The records below must be output exactly, without pictures.

>>>>>

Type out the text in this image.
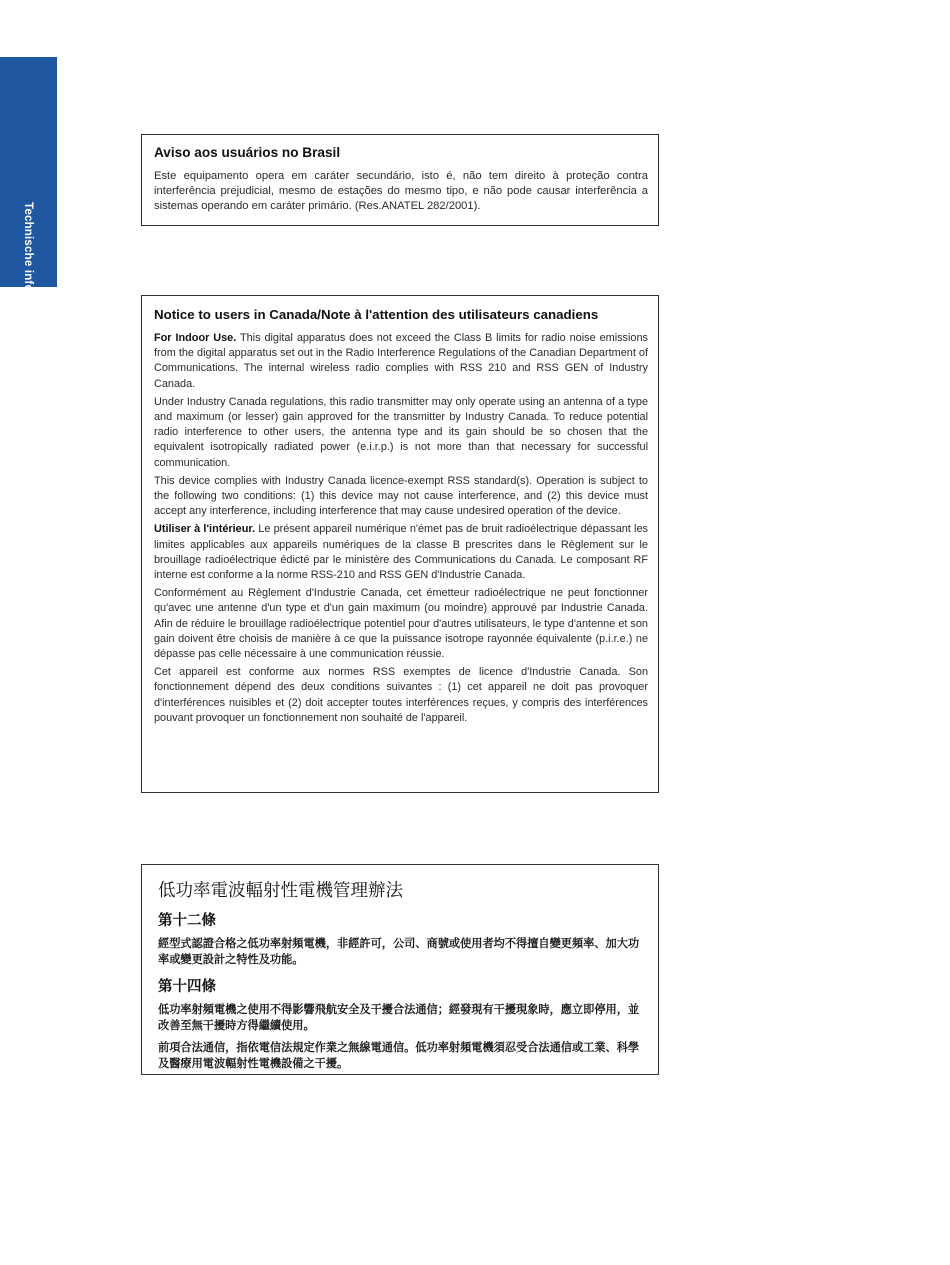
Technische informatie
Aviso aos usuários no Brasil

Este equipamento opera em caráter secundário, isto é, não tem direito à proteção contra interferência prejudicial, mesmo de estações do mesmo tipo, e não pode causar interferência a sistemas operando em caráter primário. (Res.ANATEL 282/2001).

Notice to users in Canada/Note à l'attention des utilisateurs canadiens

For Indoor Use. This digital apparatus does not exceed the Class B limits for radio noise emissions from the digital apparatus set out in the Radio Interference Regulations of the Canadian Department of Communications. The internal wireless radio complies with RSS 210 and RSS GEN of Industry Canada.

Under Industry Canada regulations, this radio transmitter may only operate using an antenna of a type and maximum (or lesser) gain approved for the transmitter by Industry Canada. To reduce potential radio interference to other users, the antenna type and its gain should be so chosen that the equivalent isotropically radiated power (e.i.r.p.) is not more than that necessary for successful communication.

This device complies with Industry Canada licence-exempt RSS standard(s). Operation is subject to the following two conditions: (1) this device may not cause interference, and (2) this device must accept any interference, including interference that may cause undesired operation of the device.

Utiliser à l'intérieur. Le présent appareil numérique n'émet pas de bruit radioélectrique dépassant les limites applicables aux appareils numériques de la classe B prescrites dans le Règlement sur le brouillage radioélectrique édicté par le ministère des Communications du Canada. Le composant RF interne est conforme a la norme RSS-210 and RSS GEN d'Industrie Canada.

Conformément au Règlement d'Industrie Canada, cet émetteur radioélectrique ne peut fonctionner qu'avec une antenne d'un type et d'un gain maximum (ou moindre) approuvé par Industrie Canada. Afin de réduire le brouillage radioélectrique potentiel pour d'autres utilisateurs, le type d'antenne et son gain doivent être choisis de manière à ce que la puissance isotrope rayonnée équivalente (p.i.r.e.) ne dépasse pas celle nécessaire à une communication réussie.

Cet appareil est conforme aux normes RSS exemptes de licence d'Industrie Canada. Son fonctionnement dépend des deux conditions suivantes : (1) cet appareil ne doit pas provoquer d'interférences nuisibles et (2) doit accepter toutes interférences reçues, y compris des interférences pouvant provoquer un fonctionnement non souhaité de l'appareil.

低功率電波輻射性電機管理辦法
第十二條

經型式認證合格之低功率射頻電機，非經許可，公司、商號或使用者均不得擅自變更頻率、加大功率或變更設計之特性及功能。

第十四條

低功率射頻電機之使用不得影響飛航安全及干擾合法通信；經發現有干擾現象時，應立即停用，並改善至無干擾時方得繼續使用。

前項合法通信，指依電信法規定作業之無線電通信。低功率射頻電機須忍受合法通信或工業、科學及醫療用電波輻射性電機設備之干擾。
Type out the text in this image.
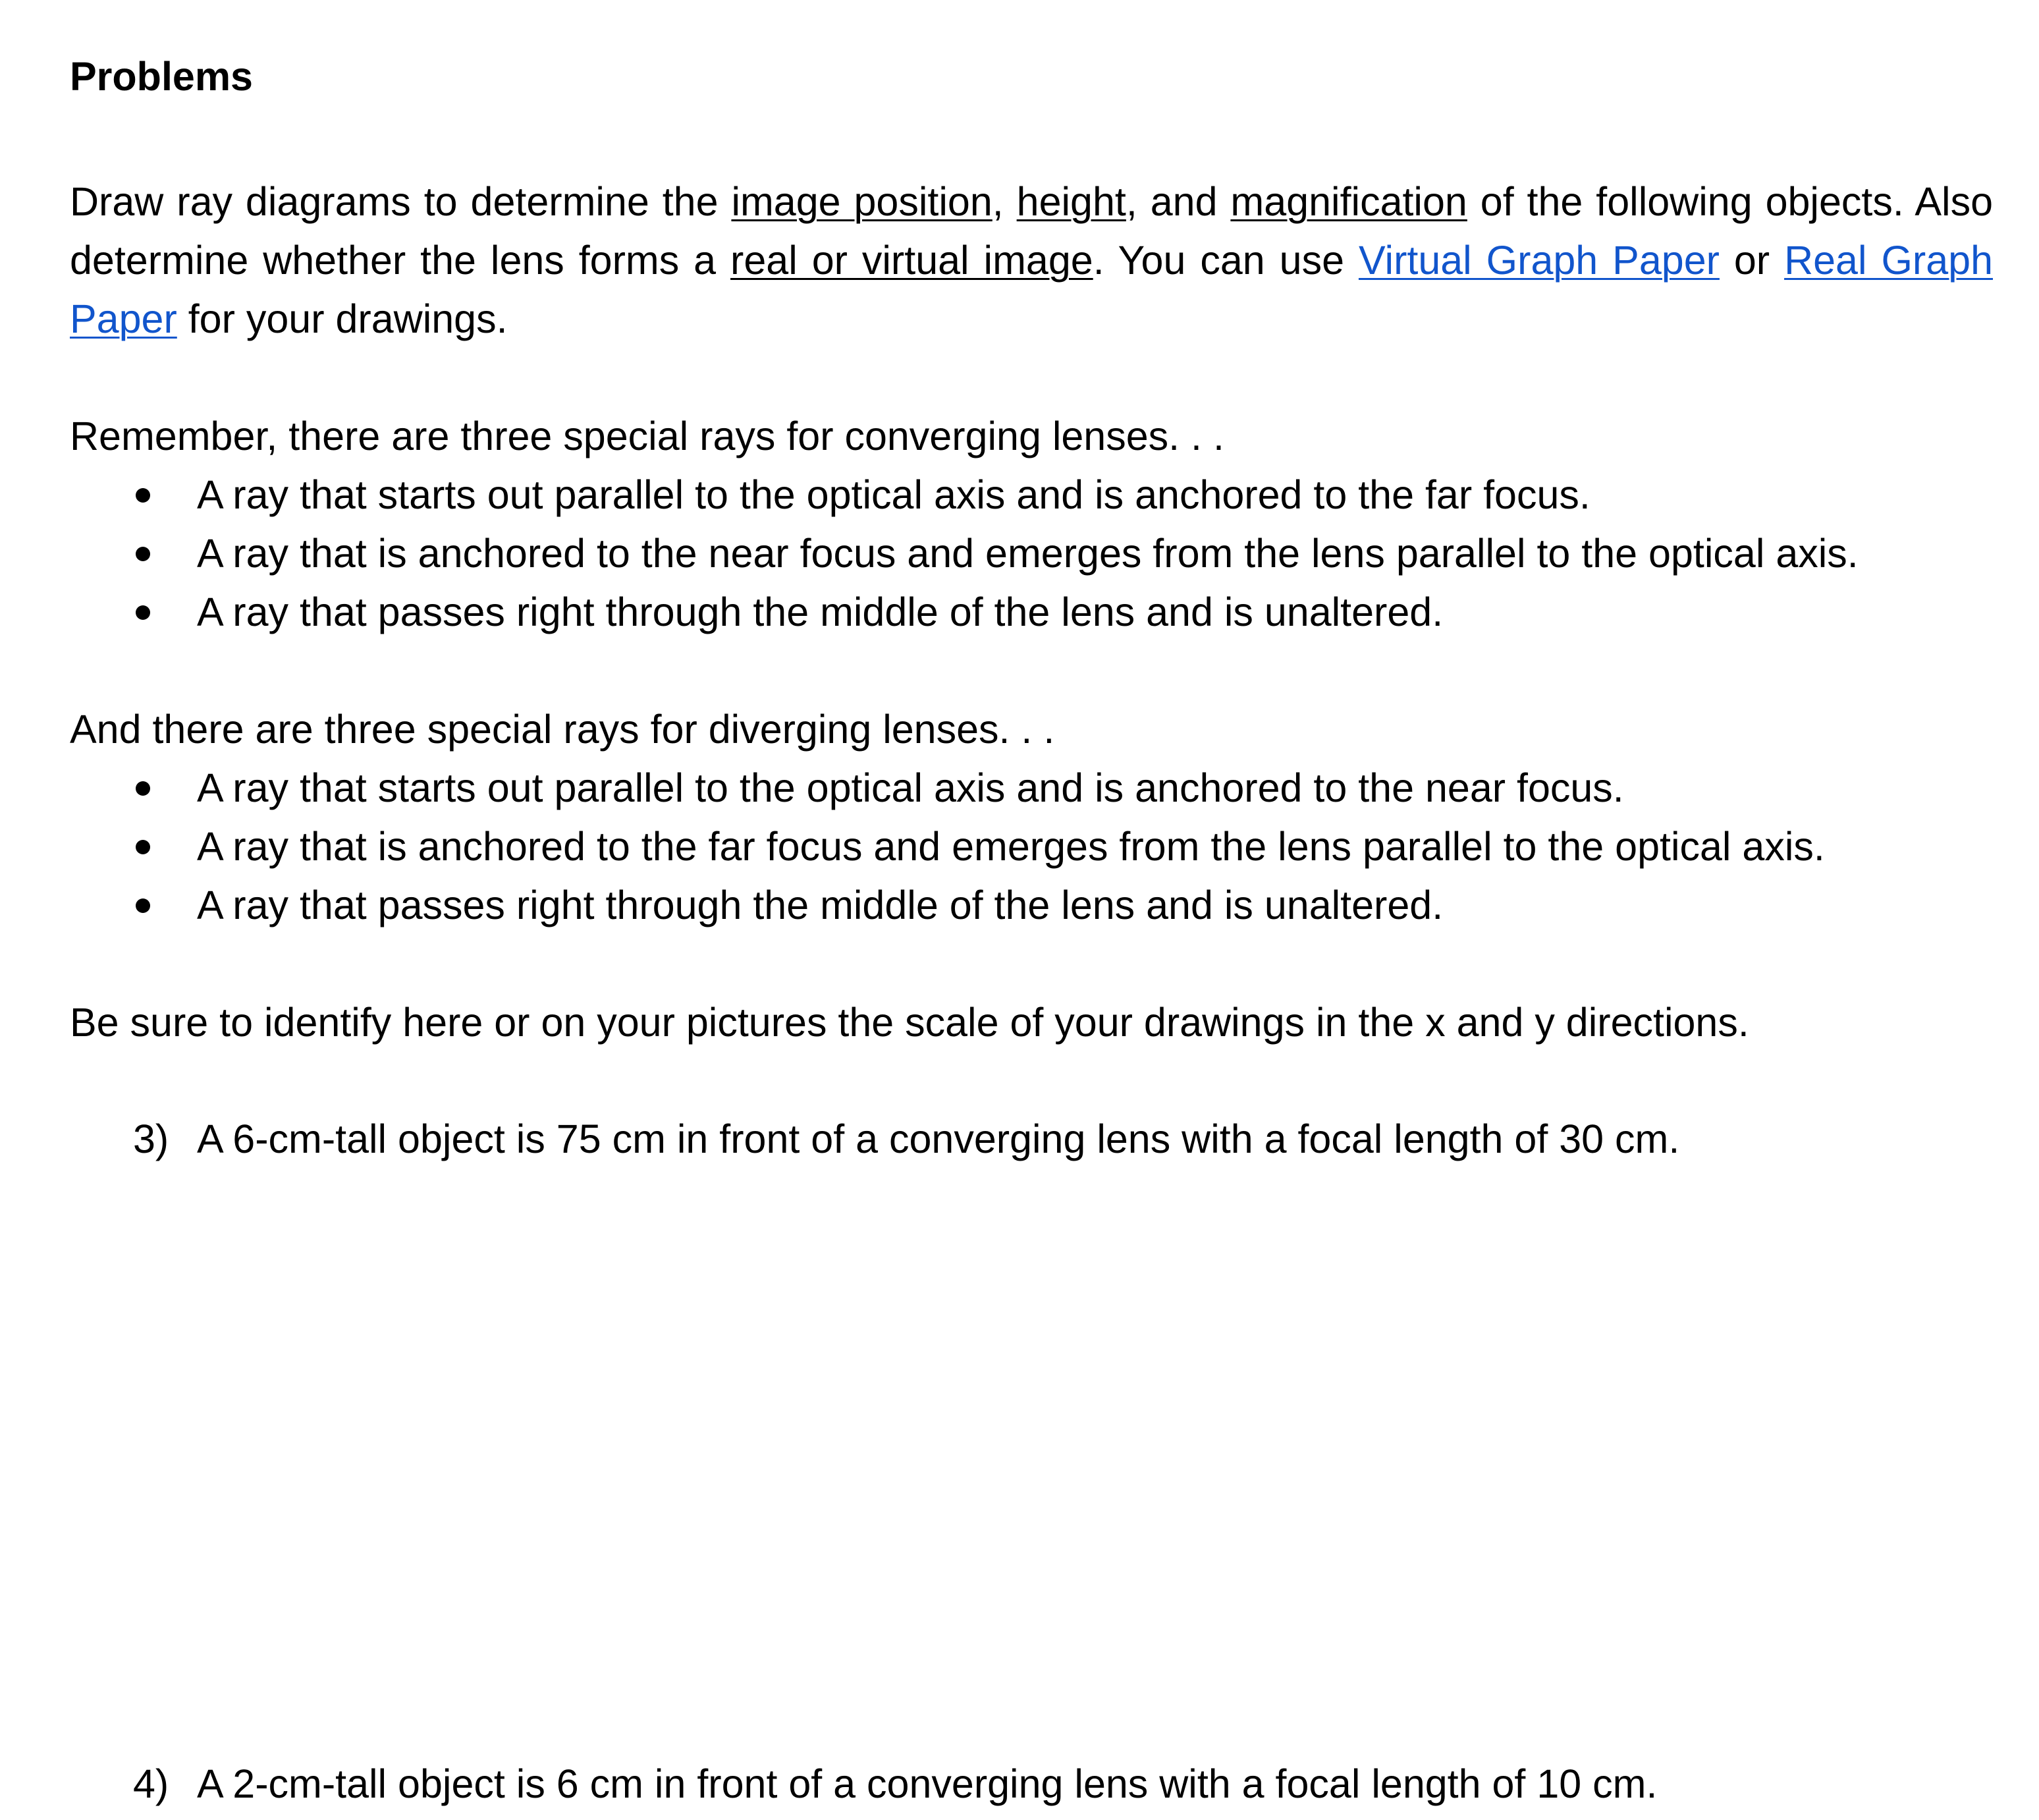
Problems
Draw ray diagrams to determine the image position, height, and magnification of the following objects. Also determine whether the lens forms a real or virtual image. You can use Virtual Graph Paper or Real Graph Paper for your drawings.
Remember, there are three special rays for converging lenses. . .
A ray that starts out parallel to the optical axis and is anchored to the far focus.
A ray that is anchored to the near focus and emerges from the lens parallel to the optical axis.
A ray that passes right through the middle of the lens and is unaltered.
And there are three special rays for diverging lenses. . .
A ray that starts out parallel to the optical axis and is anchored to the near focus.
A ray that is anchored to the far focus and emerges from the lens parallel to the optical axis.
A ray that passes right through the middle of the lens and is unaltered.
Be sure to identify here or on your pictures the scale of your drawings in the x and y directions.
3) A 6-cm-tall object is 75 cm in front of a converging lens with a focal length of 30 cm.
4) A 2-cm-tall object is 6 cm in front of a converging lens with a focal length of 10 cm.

<<<<<

— Problem solution —
Type out the text in this image.
Technische informatie
Aviso aos usuários no Brasil

Este equipamento opera em caráter secundário, isto é, não tem direito à proteção contra interferência prejudicial, mesmo de estações do mesmo tipo, e não pode causar interferência a sistemas operando em caráter primário. (Res.ANATEL 282/2001).

Notice to users in Canada/Note à l'attention des utilisateurs canadiens

For Indoor Use. This digital apparatus does not exceed the Class B limits for radio noise emissions from the digital apparatus set out in the Radio Interference Regulations of the Canadian Department of Communications. The internal wireless radio complies with RSS 210 and RSS GEN of Industry Canada.

Under Industry Canada regulations, this radio transmitter may only operate using an antenna of a type and maximum (or lesser) gain approved for the transmitter by Industry Canada. To reduce potential radio interference to other users, the antenna type and its gain should be so chosen that the equivalent isotropically radiated power (e.i.r.p.) is not more than that necessary for successful communication.

This device complies with Industry Canada licence-exempt RSS standard(s). Operation is subject to the following two conditions: (1) this device may not cause interference, and (2) this device must accept any interference, including interference that may cause undesired operation of the device.

Utiliser à l'intérieur. Le présent appareil numérique n'émet pas de bruit radioélectrique dépassant les limites applicables aux appareils numériques de la classe B prescrites dans le Règlement sur le brouillage radioélectrique édicté par le ministère des Communications du Canada. Le composant RF interne est conforme a la norme RSS-210 and RSS GEN d'Industrie Canada.

Conformément au Règlement d'Industrie Canada, cet émetteur radioélectrique ne peut fonctionner qu'avec une antenne d'un type et d'un gain maximum (ou moindre) approuvé par Industrie Canada. Afin de réduire le brouillage radioélectrique potentiel pour d'autres utilisateurs, le type d'antenne et son gain doivent être choisis de manière à ce que la puissance isotrope rayonnée équivalente (p.i.r.e.) ne dépasse pas celle nécessaire à une communication réussie.

Cet appareil est conforme aux normes RSS exemptes de licence d'Industrie Canada. Son fonctionnement dépend des deux conditions suivantes : (1) cet appareil ne doit pas provoquer d'interférences nuisibles et (2) doit accepter toutes interférences reçues, y compris des interférences pouvant provoquer un fonctionnement non souhaité de l'appareil.

低功率電波輻射性電機管理辦法
第十二條

經型式認證合格之低功率射頻電機，非經許可，公司、商號或使用者均不得擅自變更頻率、加大功率或變更設計之特性及功能。

第十四條

低功率射頻電機之使用不得影響飛航安全及干擾合法通信；經發現有干擾現象時，應立即停用，並改善至無干擾時方得繼續使用。

前項合法通信，指依電信法規定作業之無線電通信。低功率射頻電機須忍受合法通信或工業、科學及醫療用電波輻射性電機設備之干擾。
Type out the text in this image.
Problems
Draw ray diagrams to determine the image position, height, and magnification of the following objects. Also determine whether the lens forms a real or virtual image. You can use Virtual Graph Paper or Real Graph Paper for your drawings.
Remember, there are three special rays for converging lenses. . .
A ray that starts out parallel to the optical axis and is anchored to the far focus.
A ray that is anchored to the near focus and emerges from the lens parallel to the optical axis.
A ray that passes right through the middle of the lens and is unaltered.
And there are three special rays for diverging lenses. . .
A ray that starts out parallel to the optical axis and is anchored to the near focus.
A ray that is anchored to the far focus and emerges from the lens parallel to the optical axis.
A ray that passes right through the middle of the lens and is unaltered.
Be sure to identify here or on your pictures the scale of your drawings in the x and y directions.
3) A 6-cm-tall object is 75 cm in front of a converging lens with a focal length of 30 cm.
4) A 2-cm-tall object is 6 cm in front of a converging lens with a focal length of 10 cm.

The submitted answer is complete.